The listing below should be copied in full, word for word.

====== Extracted records ======

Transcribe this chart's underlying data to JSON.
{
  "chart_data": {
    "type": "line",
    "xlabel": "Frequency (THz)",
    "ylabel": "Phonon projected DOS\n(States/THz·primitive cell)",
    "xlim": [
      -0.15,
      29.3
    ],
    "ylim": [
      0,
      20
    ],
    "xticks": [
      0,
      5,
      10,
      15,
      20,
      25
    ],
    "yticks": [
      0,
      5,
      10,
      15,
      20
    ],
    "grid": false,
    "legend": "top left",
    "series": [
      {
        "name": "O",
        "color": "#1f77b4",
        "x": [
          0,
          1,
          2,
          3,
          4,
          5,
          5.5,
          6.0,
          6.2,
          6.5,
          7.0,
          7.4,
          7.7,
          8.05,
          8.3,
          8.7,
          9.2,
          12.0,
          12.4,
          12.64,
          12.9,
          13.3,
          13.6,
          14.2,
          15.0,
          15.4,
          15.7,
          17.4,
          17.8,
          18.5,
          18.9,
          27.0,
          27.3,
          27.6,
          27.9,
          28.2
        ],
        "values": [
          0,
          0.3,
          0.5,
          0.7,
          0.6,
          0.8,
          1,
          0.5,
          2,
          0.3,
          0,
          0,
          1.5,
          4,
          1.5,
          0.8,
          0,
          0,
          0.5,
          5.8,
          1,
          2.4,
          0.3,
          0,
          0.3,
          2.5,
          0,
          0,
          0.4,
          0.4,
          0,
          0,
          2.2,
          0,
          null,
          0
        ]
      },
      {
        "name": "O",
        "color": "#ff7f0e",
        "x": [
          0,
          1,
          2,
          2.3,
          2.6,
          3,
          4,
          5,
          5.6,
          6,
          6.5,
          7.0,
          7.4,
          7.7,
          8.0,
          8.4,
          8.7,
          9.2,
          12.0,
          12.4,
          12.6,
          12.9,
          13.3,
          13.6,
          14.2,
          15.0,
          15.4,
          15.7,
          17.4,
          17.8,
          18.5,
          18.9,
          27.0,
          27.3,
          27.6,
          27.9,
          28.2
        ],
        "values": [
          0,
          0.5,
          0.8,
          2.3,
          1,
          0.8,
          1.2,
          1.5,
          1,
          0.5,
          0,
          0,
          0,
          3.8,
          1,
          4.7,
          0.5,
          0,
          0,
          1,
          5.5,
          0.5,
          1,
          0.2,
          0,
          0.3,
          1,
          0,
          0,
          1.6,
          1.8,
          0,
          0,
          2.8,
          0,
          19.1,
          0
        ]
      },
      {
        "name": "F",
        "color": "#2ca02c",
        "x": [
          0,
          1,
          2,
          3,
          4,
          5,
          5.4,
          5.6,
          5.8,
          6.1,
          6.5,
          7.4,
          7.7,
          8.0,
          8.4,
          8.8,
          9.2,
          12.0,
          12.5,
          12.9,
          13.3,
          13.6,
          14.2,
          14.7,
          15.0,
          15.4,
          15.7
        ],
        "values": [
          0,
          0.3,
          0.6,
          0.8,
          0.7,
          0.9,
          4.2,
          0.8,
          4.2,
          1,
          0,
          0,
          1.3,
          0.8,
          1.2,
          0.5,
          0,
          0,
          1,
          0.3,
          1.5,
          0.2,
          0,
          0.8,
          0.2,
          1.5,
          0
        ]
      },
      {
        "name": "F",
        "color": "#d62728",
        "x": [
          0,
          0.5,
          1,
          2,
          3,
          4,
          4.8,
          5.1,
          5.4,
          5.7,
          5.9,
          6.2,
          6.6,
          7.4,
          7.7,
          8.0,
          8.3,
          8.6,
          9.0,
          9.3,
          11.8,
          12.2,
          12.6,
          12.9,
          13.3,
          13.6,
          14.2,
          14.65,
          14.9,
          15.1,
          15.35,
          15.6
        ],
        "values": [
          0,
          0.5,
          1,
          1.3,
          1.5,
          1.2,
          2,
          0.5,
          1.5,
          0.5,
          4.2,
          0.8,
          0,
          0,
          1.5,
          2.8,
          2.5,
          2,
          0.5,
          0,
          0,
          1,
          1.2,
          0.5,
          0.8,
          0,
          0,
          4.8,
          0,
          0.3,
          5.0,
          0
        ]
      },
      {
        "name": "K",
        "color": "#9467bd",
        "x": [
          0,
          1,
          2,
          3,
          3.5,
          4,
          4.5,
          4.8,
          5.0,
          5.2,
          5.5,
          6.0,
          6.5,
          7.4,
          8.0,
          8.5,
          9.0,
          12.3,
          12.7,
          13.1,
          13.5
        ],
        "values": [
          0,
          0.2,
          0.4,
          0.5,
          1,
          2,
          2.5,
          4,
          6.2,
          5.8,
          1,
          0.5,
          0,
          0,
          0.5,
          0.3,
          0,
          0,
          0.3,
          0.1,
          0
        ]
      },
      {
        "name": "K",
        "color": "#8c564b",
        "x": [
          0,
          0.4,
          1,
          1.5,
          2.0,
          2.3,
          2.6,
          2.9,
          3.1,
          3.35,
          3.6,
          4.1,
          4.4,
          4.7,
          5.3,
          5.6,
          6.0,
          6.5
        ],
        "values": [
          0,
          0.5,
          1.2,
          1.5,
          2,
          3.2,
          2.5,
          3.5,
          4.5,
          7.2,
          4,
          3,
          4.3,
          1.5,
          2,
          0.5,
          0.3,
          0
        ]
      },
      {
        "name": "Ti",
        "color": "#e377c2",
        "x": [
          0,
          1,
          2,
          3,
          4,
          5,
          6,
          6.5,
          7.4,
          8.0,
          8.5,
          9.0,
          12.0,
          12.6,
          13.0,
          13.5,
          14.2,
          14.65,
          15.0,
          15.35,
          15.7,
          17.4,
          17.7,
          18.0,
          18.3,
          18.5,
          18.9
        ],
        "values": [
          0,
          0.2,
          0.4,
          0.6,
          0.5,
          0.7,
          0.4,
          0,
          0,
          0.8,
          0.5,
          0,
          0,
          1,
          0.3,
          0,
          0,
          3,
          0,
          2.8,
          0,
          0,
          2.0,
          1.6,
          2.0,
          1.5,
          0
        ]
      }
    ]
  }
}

======

→ Solved problem:
Transcribe this chart's underlying data to JSON.
{
  "chart_data": {
    "type": "line",
    "xlabel": "Frequency (THz)",
    "ylabel": "Phonon projected DOS\n(States/THz·primitive cell)",
    "xlim": [
      -0.15,
      29.3
    ],
    "ylim": [
      0,
      20
    ],
    "xticks": [
      0,
      5,
      10,
      15,
      20,
      25
    ],
    "yticks": [
      0,
      5,
      10,
      15,
      20
    ],
    "grid": false,
    "legend": "top left",
    "series": [
      {
        "name": "O",
        "color": "#1f77b4",
        "x": [
          0,
          1,
          2,
          3,
          4,
          5,
          5.5,
          6.0,
          6.2,
          6.5,
          7.0,
          7.4,
          7.7,
          8.05,
          8.3,
          8.7,
          9.2,
          12.0,
          12.4,
          12.64,
          12.9,
          13.3,
          13.6,
          14.2,
          15.0,
          15.4,
          15.7,
          17.4,
          17.8,
          18.5,
          18.9,
          27.0,
          27.3,
          27.6,
          27.9,
          28.2
        ],
        "values": [
          0,
          0.3,
          0.5,
          0.7,
          0.6,
          0.8,
          1,
          0.5,
          2,
          0.3,
          0,
          0,
          1.5,
          4,
          1.5,
          0.8,
          0,
          0,
          0.5,
          5.8,
          1,
          2.4,
          0.3,
          0,
          0.3,
          2.5,
          0,
          0,
          0.4,
          0.4,
          0,
          0,
          2.2,
          0,
          null,
          0
        ]
      },
      {
        "name": "O",
        "color": "#ff7f0e",
        "x": [
          0,
          1,
          2,
          2.3,
          2.6,
          3,
          4,
          5,
          5.6,
          6,
          6.5,
          7.0,
          7.4,
          7.7,
          8.0,
          8.4,
          8.7,
          9.2,
          12.0,
          12.4,
          12.6,
          12.9,
          13.3,
          13.6,
          14.2,
          15.0,
          15.4,
          15.7,
          17.4,
          17.8,
          18.5,
          18.9,
          27.0,
          27.3,
          27.6,
          27.9,
          28.2
        ],
        "values": [
          0,
          0.5,
          0.8,
          2.3,
          1,
          0.8,
          1.2,
          1.5,
          1,
          0.5,
          0,
          0,
          0,
          3.8,
          1,
          4.7,
          0.5,
          0,
          0,
          1,
          5.5,
          0.5,
          1,
          0.2,
          0,
          0.3,
          1,
          0,
          0,
          1.6,
          1.8,
          0,
          0,
          2.8,
          0,
          19.1,
          0
        ]
      },
      {
        "name": "F",
        "color": "#2ca02c",
        "x": [
          0,
          1,
          2,
          3,
          4,
          5,
          5.4,
          5.6,
          5.8,
          6.1,
          6.5,
          7.4,
          7.7,
          8.0,
          8.4,
          8.8,
          9.2,
          12.0,
          12.5,
          12.9,
          13.3,
          13.6,
          14.2,
          14.7,
          15.0,
          15.4,
          15.7
        ],
        "values": [
          0,
          0.3,
          0.6,
          0.8,
          0.7,
          0.9,
          4.2,
          0.8,
          4.2,
          1,
          0,
          0,
          1.3,
          0.8,
          1.2,
          0.5,
          0,
          0,
          1,
          0.3,
          1.5,
          0.2,
          0,
          0.8,
          0.2,
          1.5,
          0
        ]
      },
      {
        "name": "F",
        "color": "#d62728",
        "x": [
          0,
          0.5,
          1,
          2,
          3,
          4,
          4.8,
          5.1,
          5.4,
          5.7,
          5.9,
          6.2,
          6.6,
          7.4,
          7.7,
          8.0,
          8.3,
          8.6,
          9.0,
          9.3,
          11.8,
          12.2,
          12.6,
          12.9,
          13.3,
          13.6,
          14.2,
          14.65,
          14.9,
          15.1,
          15.35,
          15.6
        ],
        "values": [
          0,
          0.5,
          1,
          1.3,
          1.5,
          1.2,
          2,
          0.5,
          1.5,
          0.5,
          4.2,
          0.8,
          0,
          0,
          1.5,
          2.8,
          2.5,
          2,
          0.5,
          0,
          0,
          1,
          1.2,
          0.5,
          0.8,
          0,
          0,
          4.8,
          0,
          0.3,
          5.0,
          0
        ]
      },
      {
        "name": "K",
        "color": "#9467bd",
        "x": [
          0,
          1,
          2,
          3,
          3.5,
          4,
          4.5,
          4.8,
          5.0,
          5.2,
          5.5,
          6.0,
          6.5,
          7.4,
          8.0,
          8.5,
          9.0,
          12.3,
          12.7,
          13.1,
          13.5
        ],
        "values": [
          0,
          0.2,
          0.4,
          0.5,
          1,
          2,
          2.5,
          4,
          6.2,
          5.8,
          1,
          0.5,
          0,
          0,
          0.5,
          0.3,
          0,
          0,
          0.3,
          0.1,
          0
        ]
      },
      {
        "name": "K",
        "color": "#8c564b",
        "x": [
          0,
          0.4,
          1,
          1.5,
          2.0,
          2.3,
          2.6,
          2.9,
          3.1,
          3.35,
          3.6,
          4.1,
          4.4,
          4.7,
          5.3,
          5.6,
          6.0,
          6.5
        ],
        "values": [
          0,
          0.5,
          1.2,
          1.5,
          2,
          3.2,
          2.5,
          3.5,
          4.5,
          7.2,
          4,
          3,
          4.3,
          1.5,
          2,
          0.5,
          0.3,
          0
        ]
      },
      {
        "name": "Ti",
        "color": "#e377c2",
        "x": [
          0,
          1,
          2,
          3,
          4,
          5,
          6,
          6.5,
          7.4,
          8.0,
          8.5,
          9.0,
          12.0,
          12.6,
          13.0,
          13.5,
          14.2,
          14.65,
          15.0,
          15.35,
          15.7,
          17.4,
          17.7,
          18.0,
          18.3,
          18.5,
          18.9
        ],
        "values": [
          0,
          0.2,
          0.4,
          0.6,
          0.5,
          0.7,
          0.4,
          0,
          0,
          0.8,
          0.5,
          0,
          0,
          1,
          0.3,
          0,
          0,
          3,
          0,
          2.8,
          0,
          0,
          2.0,
          1.6,
          2.0,
          1.5,
          0
        ]
      }
    ]
  }
}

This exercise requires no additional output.